[RECORD SET — start]
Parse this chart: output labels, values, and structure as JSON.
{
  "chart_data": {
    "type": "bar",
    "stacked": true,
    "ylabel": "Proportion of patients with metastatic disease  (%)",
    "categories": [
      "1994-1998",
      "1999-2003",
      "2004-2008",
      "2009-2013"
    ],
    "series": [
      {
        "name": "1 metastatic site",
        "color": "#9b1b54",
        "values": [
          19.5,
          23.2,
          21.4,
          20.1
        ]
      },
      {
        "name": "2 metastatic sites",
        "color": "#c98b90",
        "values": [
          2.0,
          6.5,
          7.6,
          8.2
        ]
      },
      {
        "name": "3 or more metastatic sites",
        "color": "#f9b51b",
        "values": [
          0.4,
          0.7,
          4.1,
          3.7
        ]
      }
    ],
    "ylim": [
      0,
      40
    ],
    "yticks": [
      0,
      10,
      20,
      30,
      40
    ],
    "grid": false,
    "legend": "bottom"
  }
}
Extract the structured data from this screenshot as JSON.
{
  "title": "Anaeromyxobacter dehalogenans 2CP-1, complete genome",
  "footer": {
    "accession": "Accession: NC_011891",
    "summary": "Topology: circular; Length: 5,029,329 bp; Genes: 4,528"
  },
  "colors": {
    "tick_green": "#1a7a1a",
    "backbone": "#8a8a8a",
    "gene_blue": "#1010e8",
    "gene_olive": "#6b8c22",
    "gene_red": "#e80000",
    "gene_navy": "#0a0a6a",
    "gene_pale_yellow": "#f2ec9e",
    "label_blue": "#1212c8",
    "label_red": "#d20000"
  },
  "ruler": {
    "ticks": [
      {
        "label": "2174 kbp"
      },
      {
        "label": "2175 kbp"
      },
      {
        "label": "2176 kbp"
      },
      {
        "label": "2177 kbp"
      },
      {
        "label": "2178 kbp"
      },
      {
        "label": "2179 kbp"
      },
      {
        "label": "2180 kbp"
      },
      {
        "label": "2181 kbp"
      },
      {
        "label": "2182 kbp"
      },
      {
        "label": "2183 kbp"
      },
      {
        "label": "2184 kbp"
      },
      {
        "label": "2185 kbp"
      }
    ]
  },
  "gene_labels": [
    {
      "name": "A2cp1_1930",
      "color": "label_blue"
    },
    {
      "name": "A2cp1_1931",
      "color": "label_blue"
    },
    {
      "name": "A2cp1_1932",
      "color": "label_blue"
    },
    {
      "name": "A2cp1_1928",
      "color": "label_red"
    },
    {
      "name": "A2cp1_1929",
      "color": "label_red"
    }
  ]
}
[RECORD SET — finish]
§ **EXERCISE**
Above are the entries; give them back verbatim.

§ **TASK RESULT**
Parse this chart: output labels, values, and structure as JSON.
{
  "chart_data": {
    "type": "bar",
    "stacked": true,
    "ylabel": "Proportion of patients with metastatic disease  (%)",
    "categories": [
      "1994-1998",
      "1999-2003",
      "2004-2008",
      "2009-2013"
    ],
    "series": [
      {
        "name": "1 metastatic site",
        "color": "#9b1b54",
        "values": [
          19.5,
          23.2,
          21.4,
          20.1
        ]
      },
      {
        "name": "2 metastatic sites",
        "color": "#c98b90",
        "values": [
          2.0,
          6.5,
          7.6,
          8.2
        ]
      },
      {
        "name": "3 or more metastatic sites",
        "color": "#f9b51b",
        "values": [
          0.4,
          0.7,
          4.1,
          3.7
        ]
      }
    ],
    "ylim": [
      0,
      40
    ],
    "yticks": [
      0,
      10,
      20,
      30,
      40
    ],
    "grid": false,
    "legend": "bottom"
  }
}
Extract the structured data from this screenshot as JSON.
{
  "title": "Anaeromyxobacter dehalogenans 2CP-1, complete genome",
  "footer": {
    "accession": "Accession: NC_011891",
    "summary": "Topology: circular; Length: 5,029,329 bp; Genes: 4,528"
  },
  "colors": {
    "tick_green": "#1a7a1a",
    "backbone": "#8a8a8a",
    "gene_blue": "#1010e8",
    "gene_olive": "#6b8c22",
    "gene_red": "#e80000",
    "gene_navy": "#0a0a6a",
    "gene_pale_yellow": "#f2ec9e",
    "label_blue": "#1212c8",
    "label_red": "#d20000"
  },
  "ruler": {
    "ticks": [
      {
        "label": "2174 kbp"
      },
      {
        "label": "2175 kbp"
      },
      {
        "label": "2176 kbp"
      },
      {
        "label": "2177 kbp"
      },
      {
        "label": "2178 kbp"
      },
      {
        "label": "2179 kbp"
      },
      {
        "label": "2180 kbp"
      },
      {
        "label": "2181 kbp"
      },
      {
        "label": "2182 kbp"
      },
      {
        "label": "2183 kbp"
      },
      {
        "label": "2184 kbp"
      },
      {
        "label": "2185 kbp"
      }
    ]
  },
  "gene_labels": [
    {
      "name": "A2cp1_1930",
      "color": "label_blue"
    },
    {
      "name": "A2cp1_1931",
      "color": "label_blue"
    },
    {
      "name": "A2cp1_1932",
      "color": "label_blue"
    },
    {
      "name": "A2cp1_1928",
      "color": "label_red"
    },
    {
      "name": "A2cp1_1929",
      "color": "label_red"
    }
  ]
}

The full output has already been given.